Set exercise
Please repeat all of the listing exactly.
══════════
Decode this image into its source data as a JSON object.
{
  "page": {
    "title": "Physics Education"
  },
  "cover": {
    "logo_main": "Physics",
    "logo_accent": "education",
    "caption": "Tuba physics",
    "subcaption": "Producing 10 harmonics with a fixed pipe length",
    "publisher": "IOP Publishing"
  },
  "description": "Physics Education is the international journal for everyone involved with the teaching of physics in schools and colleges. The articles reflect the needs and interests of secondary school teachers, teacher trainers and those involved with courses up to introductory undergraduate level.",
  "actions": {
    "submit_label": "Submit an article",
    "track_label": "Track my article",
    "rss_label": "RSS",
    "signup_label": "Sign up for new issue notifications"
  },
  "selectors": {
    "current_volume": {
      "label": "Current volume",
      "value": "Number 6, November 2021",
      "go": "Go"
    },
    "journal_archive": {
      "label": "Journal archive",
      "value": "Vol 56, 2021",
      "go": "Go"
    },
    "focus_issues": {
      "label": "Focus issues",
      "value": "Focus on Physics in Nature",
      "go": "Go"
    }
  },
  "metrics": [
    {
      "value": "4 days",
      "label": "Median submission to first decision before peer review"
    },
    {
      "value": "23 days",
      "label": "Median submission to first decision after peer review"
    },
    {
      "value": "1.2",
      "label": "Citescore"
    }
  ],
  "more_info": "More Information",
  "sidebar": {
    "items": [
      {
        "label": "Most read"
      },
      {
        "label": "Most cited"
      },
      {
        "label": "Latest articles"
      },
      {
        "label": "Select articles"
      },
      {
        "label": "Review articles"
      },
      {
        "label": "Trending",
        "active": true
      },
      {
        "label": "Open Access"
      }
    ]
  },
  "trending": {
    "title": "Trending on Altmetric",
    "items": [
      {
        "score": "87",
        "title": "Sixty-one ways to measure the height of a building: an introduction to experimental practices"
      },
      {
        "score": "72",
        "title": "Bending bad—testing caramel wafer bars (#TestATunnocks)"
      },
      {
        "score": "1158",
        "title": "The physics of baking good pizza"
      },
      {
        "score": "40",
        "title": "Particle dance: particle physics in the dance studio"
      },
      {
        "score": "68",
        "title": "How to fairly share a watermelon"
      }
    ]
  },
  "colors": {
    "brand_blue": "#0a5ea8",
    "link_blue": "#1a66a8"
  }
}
══════════
Reply
Decode this image into its source data as a JSON object.
{
  "page": {
    "title": "Physics Education"
  },
  "cover": {
    "logo_main": "Physics",
    "logo_accent": "education",
    "caption": "Tuba physics",
    "subcaption": "Producing 10 harmonics with a fixed pipe length",
    "publisher": "IOP Publishing"
  },
  "description": "Physics Education is the international journal for everyone involved with the teaching of physics in schools and colleges. The articles reflect the needs and interests of secondary school teachers, teacher trainers and those involved with courses up to introductory undergraduate level.",
  "actions": {
    "submit_label": "Submit an article",
    "track_label": "Track my article",
    "rss_label": "RSS",
    "signup_label": "Sign up for new issue notifications"
  },
  "selectors": {
    "current_volume": {
      "label": "Current volume",
      "value": "Number 6, November 2021",
      "go": "Go"
    },
    "journal_archive": {
      "label": "Journal archive",
      "value": "Vol 56, 2021",
      "go": "Go"
    },
    "focus_issues": {
      "label": "Focus issues",
      "value": "Focus on Physics in Nature",
      "go": "Go"
    }
  },
  "metrics": [
    {
      "value": "4 days",
      "label": "Median submission to first decision before peer review"
    },
    {
      "value": "23 days",
      "label": "Median submission to first decision after peer review"
    },
    {
      "value": "1.2",
      "label": "Citescore"
    }
  ],
  "more_info": "More Information",
  "sidebar": {
    "items": [
      {
        "label": "Most read"
      },
      {
        "label": "Most cited"
      },
      {
        "label": "Latest articles"
      },
      {
        "label": "Select articles"
      },
      {
        "label": "Review articles"
      },
      {
        "label": "Trending",
        "active": true
      },
      {
        "label": "Open Access"
      }
    ]
  },
  "trending": {
    "title": "Trending on Altmetric",
    "items": [
      {
        "score": "87",
        "title": "Sixty-one ways to measure the height of a building: an introduction to experimental practices"
      },
      {
        "score": "72",
        "title": "Bending bad—testing caramel wafer bars (#TestATunnocks)"
      },
      {
        "score": "1158",
        "title": "The physics of baking good pizza"
      },
      {
        "score": "40",
        "title": "Particle dance: particle physics in the dance studio"
      },
      {
        "score": "68",
        "title": "How to fairly share a watermelon"
      }
    ]
  },
  "colors": {
    "brand_blue": "#0a5ea8",
    "link_blue": "#1a66a8"
  }
}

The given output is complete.